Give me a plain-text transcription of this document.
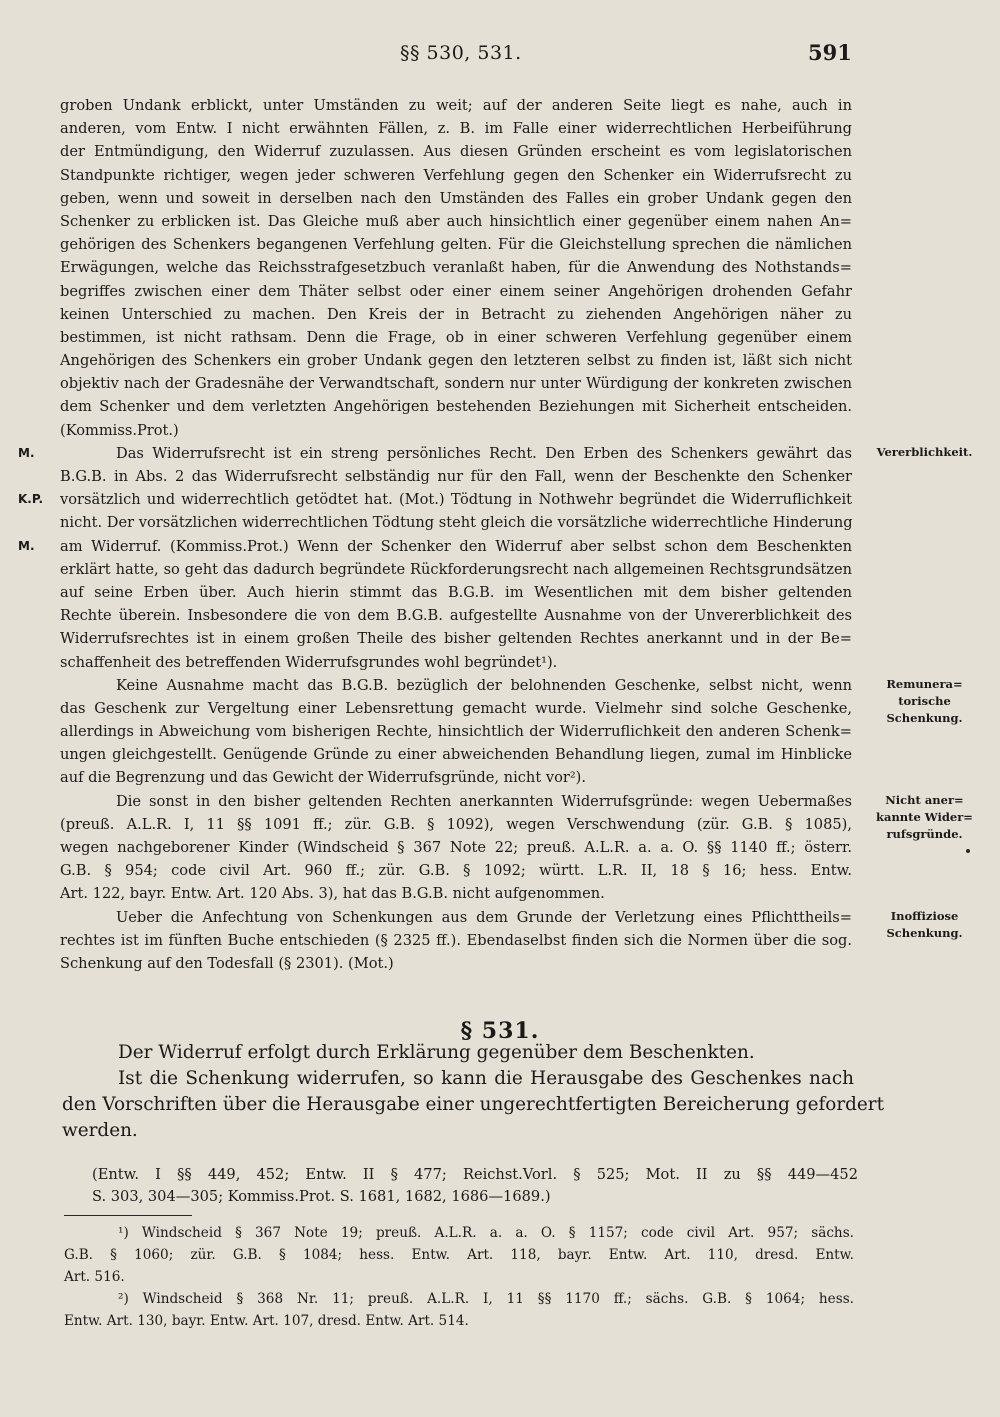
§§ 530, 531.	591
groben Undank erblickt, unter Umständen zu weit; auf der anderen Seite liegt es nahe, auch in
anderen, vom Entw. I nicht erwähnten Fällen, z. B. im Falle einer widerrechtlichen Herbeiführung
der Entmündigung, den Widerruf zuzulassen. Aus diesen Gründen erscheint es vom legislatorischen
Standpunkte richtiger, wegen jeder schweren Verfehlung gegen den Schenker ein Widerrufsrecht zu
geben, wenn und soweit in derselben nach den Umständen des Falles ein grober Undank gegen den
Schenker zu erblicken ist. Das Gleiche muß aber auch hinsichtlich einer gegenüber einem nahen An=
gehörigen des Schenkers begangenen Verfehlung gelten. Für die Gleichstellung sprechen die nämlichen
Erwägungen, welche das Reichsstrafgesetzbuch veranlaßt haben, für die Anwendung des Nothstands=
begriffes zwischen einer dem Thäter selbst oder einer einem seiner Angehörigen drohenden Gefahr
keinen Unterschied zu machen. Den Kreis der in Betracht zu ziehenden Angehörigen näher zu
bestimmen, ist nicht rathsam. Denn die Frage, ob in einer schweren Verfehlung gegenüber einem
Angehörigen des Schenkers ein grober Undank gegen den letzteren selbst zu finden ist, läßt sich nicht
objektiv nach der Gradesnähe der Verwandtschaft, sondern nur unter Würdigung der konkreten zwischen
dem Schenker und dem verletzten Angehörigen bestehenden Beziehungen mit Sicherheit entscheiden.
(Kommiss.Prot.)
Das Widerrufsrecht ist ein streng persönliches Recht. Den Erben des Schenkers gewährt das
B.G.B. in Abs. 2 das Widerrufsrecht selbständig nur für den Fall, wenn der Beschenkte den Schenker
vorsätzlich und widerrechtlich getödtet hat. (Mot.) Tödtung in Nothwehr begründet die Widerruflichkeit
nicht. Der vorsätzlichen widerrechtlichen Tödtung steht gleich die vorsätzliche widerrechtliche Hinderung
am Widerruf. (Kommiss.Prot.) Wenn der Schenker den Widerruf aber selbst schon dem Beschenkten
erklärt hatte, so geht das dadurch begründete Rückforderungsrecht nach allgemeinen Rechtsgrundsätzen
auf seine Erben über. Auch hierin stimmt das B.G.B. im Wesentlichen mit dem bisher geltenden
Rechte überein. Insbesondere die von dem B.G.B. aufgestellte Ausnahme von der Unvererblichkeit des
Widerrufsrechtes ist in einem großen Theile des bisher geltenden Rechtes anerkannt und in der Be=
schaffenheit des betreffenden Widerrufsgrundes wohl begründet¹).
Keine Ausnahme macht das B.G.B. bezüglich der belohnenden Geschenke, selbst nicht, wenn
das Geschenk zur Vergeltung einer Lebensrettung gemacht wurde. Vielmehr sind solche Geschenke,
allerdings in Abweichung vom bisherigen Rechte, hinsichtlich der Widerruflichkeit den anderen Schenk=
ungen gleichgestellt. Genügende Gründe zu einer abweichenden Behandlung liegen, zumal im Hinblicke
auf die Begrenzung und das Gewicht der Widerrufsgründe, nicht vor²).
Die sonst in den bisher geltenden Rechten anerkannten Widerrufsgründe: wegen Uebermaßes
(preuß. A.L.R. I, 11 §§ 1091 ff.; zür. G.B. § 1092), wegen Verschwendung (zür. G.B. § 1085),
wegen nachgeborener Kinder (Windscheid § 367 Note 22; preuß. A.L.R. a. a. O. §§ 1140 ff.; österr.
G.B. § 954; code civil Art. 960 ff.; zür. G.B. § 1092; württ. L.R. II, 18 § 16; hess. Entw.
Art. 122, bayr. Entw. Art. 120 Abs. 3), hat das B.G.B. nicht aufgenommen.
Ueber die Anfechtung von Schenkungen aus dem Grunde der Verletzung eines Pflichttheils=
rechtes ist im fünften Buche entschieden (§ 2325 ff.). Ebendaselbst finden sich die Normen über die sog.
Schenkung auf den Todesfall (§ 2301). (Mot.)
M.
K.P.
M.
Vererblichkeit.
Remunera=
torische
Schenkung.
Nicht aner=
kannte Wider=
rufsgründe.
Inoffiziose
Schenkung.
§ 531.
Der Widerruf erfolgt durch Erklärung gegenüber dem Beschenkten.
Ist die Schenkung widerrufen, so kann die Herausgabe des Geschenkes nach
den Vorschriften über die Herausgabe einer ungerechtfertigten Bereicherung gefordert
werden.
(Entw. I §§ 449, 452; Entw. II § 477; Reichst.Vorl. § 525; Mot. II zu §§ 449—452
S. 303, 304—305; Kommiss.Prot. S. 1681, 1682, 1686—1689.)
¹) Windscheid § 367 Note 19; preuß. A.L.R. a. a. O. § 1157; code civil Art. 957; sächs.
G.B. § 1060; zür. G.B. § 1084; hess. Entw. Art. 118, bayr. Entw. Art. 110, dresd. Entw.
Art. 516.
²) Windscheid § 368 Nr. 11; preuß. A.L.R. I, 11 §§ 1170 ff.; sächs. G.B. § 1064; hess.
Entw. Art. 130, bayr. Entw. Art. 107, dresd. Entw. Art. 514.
※ ※ ※
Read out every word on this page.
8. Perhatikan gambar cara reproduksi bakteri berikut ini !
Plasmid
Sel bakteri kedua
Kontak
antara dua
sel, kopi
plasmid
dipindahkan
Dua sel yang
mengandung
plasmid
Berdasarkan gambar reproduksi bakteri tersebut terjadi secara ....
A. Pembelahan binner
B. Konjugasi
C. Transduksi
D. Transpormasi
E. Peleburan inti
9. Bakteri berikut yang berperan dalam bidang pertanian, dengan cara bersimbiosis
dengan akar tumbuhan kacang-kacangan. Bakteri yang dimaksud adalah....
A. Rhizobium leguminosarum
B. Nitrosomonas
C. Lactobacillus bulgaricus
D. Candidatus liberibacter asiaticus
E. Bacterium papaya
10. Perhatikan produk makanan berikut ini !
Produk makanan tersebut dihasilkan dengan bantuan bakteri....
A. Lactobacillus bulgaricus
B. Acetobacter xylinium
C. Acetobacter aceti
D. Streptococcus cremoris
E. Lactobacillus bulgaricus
※ ※ ※
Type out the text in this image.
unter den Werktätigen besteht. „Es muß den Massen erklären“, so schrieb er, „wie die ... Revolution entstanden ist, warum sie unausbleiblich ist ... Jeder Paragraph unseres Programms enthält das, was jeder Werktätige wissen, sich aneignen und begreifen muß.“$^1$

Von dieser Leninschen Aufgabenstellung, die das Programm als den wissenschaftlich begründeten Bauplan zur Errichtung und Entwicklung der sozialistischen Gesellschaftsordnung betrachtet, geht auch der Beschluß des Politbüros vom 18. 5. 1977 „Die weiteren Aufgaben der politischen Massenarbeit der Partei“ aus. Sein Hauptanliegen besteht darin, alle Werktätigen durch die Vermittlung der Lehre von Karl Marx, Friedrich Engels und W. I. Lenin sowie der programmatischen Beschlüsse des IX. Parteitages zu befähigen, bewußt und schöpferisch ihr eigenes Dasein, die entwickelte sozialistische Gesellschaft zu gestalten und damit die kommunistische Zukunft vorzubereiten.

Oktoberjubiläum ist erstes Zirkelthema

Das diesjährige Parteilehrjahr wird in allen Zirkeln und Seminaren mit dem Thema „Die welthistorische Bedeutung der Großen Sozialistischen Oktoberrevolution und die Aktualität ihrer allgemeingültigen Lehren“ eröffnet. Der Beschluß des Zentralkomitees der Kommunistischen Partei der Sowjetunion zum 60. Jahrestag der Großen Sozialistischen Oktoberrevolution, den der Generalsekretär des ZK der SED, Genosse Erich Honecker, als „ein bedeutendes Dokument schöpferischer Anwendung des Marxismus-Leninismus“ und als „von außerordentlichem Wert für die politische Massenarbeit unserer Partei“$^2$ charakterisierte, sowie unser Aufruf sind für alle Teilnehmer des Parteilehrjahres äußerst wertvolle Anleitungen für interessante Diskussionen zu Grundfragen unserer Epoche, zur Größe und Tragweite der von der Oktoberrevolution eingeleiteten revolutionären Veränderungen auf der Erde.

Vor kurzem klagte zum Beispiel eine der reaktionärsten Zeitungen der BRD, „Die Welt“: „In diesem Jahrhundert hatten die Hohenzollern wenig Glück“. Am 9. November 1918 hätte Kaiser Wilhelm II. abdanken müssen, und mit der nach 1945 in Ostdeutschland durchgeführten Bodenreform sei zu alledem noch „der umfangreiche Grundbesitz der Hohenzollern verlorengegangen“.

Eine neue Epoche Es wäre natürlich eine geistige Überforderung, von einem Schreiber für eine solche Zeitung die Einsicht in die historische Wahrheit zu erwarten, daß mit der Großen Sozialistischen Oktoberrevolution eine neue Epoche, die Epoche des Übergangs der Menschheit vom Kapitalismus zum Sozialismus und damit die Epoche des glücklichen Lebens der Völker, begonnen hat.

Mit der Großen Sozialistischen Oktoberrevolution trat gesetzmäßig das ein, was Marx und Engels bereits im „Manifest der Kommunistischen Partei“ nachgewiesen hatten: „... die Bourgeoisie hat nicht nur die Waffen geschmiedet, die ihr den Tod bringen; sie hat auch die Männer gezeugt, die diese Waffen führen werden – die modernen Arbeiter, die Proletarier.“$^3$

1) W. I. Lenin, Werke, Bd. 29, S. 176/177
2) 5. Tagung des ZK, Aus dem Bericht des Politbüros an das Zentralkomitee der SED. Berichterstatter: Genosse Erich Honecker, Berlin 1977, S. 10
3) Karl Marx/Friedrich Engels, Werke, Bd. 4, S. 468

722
※ ※ ※
WHAT IS EXPECTED:
Considering the records above, count the lines where the string "anderen" occurs and return that number alone.

OUTPUT OF THE TASK:
3